Copy the rows from the one containing "Mobile UI element" through the one containing "staticText: 3: [54, 333, 58, 344]", inclusive, reproducing each line verbatim.

------------------------------------------------------------------------

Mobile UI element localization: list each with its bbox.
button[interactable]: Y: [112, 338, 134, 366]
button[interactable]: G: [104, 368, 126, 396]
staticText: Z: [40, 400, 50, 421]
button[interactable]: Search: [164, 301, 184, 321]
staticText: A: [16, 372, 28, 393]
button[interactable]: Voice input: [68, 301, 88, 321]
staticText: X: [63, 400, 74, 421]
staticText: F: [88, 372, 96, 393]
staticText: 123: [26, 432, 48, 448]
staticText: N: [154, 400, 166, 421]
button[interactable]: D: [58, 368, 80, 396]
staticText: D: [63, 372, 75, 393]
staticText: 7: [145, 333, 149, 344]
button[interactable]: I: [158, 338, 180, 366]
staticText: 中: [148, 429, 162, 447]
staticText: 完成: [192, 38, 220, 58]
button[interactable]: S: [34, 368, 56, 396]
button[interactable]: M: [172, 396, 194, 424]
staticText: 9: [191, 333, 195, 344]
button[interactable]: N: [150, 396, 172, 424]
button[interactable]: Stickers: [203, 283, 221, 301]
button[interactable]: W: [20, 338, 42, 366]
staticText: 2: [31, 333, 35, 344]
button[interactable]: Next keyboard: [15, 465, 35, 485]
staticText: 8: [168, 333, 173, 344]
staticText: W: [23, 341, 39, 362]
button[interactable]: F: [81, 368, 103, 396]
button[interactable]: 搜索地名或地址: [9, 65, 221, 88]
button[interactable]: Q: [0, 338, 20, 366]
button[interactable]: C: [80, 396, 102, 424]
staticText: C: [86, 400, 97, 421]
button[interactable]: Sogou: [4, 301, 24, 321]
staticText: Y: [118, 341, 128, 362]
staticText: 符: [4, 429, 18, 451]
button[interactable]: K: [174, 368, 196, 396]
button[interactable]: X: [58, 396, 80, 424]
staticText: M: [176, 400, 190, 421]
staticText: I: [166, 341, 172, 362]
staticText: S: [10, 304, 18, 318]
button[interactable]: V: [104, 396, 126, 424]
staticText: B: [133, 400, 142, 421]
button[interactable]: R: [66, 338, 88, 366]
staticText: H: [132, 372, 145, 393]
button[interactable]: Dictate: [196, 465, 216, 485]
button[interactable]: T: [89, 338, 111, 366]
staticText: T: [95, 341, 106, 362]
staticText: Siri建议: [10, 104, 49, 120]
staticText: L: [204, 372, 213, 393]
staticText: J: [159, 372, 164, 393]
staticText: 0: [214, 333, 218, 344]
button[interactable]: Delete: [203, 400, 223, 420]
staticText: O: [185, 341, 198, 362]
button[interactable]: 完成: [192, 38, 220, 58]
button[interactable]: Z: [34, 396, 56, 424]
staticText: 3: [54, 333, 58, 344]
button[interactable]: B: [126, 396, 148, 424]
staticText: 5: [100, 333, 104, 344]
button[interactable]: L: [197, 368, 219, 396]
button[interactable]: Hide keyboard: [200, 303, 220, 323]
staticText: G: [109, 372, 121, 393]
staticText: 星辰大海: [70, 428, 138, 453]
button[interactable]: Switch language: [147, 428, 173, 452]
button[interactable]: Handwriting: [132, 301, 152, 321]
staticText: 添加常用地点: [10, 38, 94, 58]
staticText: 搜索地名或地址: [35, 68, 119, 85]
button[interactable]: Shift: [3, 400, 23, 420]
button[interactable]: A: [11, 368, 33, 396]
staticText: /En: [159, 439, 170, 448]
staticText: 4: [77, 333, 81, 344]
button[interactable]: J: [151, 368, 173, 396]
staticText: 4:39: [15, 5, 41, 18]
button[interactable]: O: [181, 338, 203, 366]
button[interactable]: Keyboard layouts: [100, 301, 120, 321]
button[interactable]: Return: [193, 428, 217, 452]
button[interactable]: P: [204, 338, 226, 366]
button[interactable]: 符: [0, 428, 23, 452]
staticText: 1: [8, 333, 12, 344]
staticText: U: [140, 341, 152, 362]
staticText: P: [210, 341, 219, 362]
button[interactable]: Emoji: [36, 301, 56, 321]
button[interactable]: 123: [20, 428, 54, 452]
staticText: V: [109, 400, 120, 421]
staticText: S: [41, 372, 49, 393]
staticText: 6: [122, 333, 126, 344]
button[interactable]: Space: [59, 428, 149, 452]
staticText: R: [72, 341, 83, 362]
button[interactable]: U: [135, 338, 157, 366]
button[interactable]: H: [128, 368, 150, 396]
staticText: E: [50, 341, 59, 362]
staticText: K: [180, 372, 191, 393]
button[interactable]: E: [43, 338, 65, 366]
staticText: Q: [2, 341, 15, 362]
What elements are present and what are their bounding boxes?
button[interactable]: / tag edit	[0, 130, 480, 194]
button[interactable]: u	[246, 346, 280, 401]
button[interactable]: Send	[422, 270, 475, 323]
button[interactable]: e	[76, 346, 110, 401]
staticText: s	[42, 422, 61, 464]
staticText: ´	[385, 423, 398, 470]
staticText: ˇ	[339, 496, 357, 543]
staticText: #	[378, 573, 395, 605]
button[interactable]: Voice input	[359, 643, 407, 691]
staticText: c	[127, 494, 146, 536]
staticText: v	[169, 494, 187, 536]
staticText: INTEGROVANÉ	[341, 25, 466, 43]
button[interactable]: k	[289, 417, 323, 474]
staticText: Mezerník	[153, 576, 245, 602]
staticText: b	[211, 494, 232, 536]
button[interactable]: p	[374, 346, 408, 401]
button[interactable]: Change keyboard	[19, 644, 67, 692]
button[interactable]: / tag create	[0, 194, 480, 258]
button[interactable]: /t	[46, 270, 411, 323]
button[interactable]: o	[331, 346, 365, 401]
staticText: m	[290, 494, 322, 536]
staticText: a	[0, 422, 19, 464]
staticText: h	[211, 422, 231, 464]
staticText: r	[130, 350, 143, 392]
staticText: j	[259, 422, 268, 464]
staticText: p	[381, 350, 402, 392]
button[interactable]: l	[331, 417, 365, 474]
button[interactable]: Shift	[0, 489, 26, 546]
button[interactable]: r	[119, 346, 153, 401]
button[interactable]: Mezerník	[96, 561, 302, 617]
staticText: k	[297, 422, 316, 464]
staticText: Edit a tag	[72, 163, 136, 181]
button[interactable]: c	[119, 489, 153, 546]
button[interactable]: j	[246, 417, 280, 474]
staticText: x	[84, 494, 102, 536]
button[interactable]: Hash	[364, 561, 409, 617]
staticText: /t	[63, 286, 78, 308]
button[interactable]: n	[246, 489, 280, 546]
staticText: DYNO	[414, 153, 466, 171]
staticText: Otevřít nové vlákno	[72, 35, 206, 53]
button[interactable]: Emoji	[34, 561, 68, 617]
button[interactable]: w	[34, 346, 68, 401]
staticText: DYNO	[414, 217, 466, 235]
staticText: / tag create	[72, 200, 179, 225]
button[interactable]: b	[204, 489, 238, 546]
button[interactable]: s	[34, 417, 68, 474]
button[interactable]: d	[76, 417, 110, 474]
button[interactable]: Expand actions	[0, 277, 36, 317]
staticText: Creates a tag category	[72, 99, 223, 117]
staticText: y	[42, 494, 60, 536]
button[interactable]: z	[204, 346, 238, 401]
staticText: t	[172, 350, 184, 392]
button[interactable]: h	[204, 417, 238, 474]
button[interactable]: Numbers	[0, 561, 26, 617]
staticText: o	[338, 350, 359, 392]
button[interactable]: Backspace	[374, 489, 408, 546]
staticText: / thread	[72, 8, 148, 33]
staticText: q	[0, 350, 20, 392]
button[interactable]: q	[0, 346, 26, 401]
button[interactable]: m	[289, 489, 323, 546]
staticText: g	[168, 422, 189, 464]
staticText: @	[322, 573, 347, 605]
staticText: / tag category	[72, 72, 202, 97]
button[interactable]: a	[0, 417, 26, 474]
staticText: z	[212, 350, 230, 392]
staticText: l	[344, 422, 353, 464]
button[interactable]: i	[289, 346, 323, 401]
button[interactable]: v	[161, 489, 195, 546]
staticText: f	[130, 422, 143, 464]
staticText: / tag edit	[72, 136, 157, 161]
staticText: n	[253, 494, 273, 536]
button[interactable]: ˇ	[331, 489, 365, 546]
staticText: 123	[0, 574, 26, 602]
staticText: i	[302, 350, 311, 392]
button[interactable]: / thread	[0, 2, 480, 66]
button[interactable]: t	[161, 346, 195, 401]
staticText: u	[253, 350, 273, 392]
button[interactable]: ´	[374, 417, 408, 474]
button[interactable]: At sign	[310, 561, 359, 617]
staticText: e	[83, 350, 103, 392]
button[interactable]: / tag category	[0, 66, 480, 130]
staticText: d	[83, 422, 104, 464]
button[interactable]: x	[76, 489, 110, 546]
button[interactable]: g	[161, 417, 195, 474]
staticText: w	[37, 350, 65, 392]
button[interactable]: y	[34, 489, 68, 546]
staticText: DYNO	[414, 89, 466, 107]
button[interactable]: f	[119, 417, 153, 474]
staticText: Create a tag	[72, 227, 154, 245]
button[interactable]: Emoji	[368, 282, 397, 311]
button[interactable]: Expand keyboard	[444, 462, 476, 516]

------------------------------------------------------------------------

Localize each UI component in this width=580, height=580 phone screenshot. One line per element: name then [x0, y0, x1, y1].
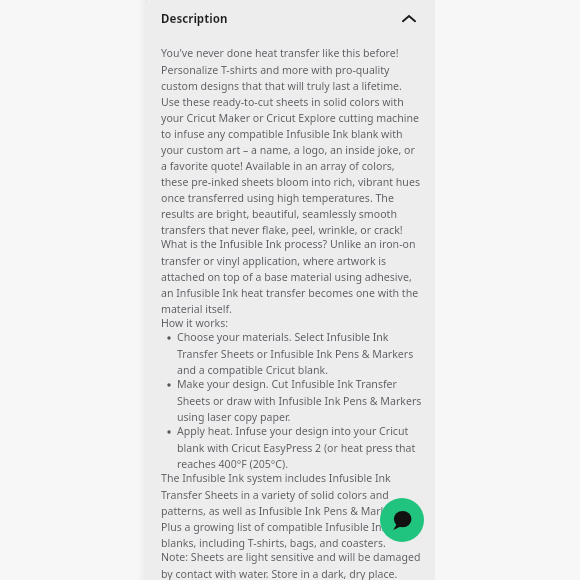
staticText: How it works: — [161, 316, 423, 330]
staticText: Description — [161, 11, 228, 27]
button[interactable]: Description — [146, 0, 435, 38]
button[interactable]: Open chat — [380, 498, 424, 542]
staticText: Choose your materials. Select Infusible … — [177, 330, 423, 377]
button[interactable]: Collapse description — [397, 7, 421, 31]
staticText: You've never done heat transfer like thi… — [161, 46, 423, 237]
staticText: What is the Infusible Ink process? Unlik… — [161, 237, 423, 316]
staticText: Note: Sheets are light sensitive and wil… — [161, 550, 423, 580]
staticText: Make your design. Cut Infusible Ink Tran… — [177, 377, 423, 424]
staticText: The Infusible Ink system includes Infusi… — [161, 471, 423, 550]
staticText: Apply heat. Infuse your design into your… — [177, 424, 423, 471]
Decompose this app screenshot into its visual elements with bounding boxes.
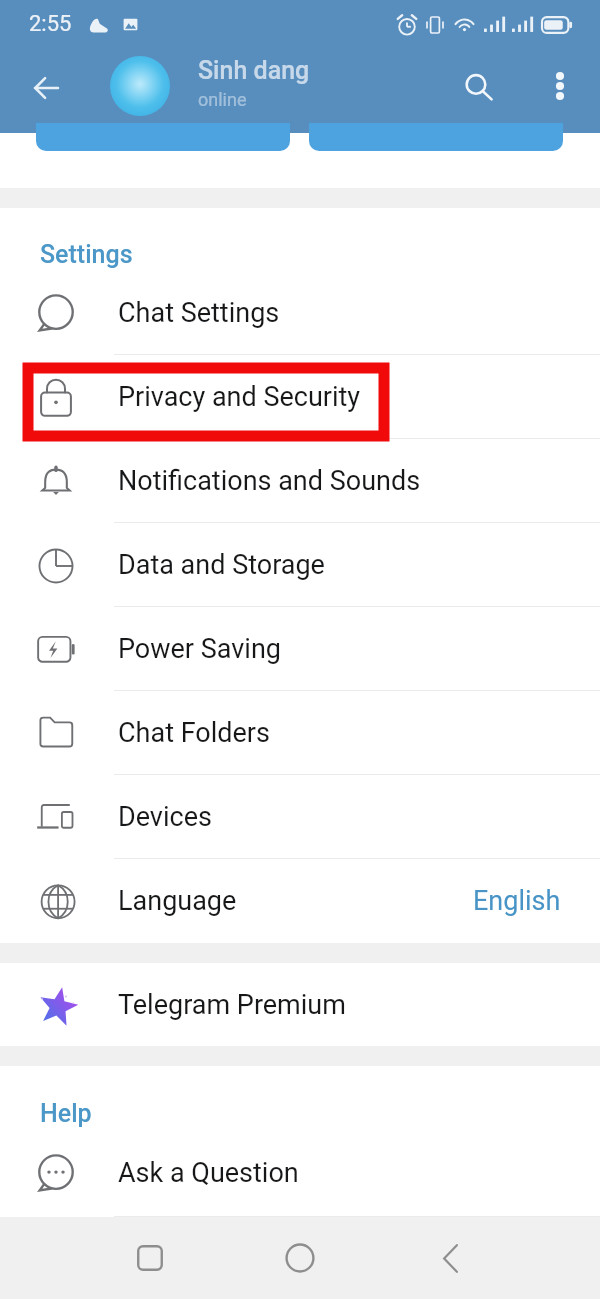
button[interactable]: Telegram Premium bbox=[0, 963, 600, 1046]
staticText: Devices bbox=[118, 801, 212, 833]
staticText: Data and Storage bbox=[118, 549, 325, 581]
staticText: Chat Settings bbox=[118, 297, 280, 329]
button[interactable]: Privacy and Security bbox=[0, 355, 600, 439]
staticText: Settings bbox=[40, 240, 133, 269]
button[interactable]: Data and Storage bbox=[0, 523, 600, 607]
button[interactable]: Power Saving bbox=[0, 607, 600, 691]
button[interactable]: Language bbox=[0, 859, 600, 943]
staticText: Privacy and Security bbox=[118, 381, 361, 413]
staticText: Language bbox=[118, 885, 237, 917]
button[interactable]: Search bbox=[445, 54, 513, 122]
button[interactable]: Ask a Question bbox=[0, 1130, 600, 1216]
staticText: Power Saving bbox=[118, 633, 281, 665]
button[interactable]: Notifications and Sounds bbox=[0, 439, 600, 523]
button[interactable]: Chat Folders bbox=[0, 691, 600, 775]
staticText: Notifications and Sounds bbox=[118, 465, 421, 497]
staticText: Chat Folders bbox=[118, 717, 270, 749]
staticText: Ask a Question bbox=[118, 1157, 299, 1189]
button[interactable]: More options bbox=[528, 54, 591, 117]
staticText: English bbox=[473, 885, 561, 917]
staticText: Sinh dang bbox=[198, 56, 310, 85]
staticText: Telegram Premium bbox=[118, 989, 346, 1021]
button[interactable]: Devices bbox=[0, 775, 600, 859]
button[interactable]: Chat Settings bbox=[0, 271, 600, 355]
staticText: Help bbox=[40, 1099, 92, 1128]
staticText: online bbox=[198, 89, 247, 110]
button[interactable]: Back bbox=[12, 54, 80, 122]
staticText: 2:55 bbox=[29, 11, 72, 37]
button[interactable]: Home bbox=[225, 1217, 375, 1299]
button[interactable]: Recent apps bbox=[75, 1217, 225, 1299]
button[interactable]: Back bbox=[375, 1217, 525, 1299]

------------------------------------------------------------------------

> _Result of this exercise_:
Mobile UI element localization: list each with its bbox.
button[interactable]: Y: [112, 338, 134, 366]
button[interactable]: G: [104, 368, 126, 396]
staticText: Z: [40, 400, 50, 421]
button[interactable]: Search: [164, 301, 184, 321]
staticText: A: [16, 372, 28, 393]
button[interactable]: Voice input: [68, 301, 88, 321]
staticText: X: [63, 400, 74, 421]
staticText: F: [88, 372, 96, 393]
staticText: 123: [26, 432, 48, 448]
staticText: N: [154, 400, 166, 421]
button[interactable]: D: [58, 368, 80, 396]
staticText: D: [63, 372, 75, 393]
staticText: 7: [145, 333, 149, 344]
button[interactable]: I: [158, 338, 180, 366]
staticText: 中: [148, 429, 162, 447]
staticText: 完成: [192, 38, 220, 58]
button[interactable]: S: [34, 368, 56, 396]
button[interactable]: M: [172, 396, 194, 424]
staticText: 9: [191, 333, 195, 344]
button[interactable]: N: [150, 396, 172, 424]
button[interactable]: Stickers: [203, 283, 221, 301]
button[interactable]: W: [20, 338, 42, 366]
staticText: 2: [31, 333, 35, 344]
button[interactable]: Next keyboard: [15, 465, 35, 485]
staticText: 8: [168, 333, 173, 344]
staticText: W: [23, 341, 39, 362]
button[interactable]: F: [81, 368, 103, 396]
button[interactable]: 搜索地名或地址: [9, 65, 221, 88]
button[interactable]: Q: [0, 338, 20, 366]
button[interactable]: C: [80, 396, 102, 424]
staticText: C: [86, 400, 97, 421]
button[interactable]: Sogou: [4, 301, 24, 321]
staticText: Y: [118, 341, 128, 362]
staticText: 符: [4, 429, 18, 451]
button[interactable]: K: [174, 368, 196, 396]
button[interactable]: X: [58, 396, 80, 424]
staticText: M: [176, 400, 190, 421]
staticText: I: [166, 341, 172, 362]
staticText: S: [10, 304, 18, 318]
button[interactable]: V: [104, 396, 126, 424]
staticText: B: [133, 400, 142, 421]
button[interactable]: R: [66, 338, 88, 366]
staticText: H: [132, 372, 145, 393]
button[interactable]: Dictate: [196, 465, 216, 485]
button[interactable]: T: [89, 338, 111, 366]
staticText: T: [95, 341, 106, 362]
staticText: Siri建议: [10, 104, 49, 120]
staticText: L: [204, 372, 213, 393]
staticText: J: [159, 372, 164, 393]
staticText: 0: [214, 333, 218, 344]
button[interactable]: Delete: [203, 400, 223, 420]
staticText: O: [185, 341, 198, 362]
button[interactable]: 完成: [192, 38, 220, 58]
button[interactable]: Z: [34, 396, 56, 424]
staticText: 3: [54, 333, 58, 344]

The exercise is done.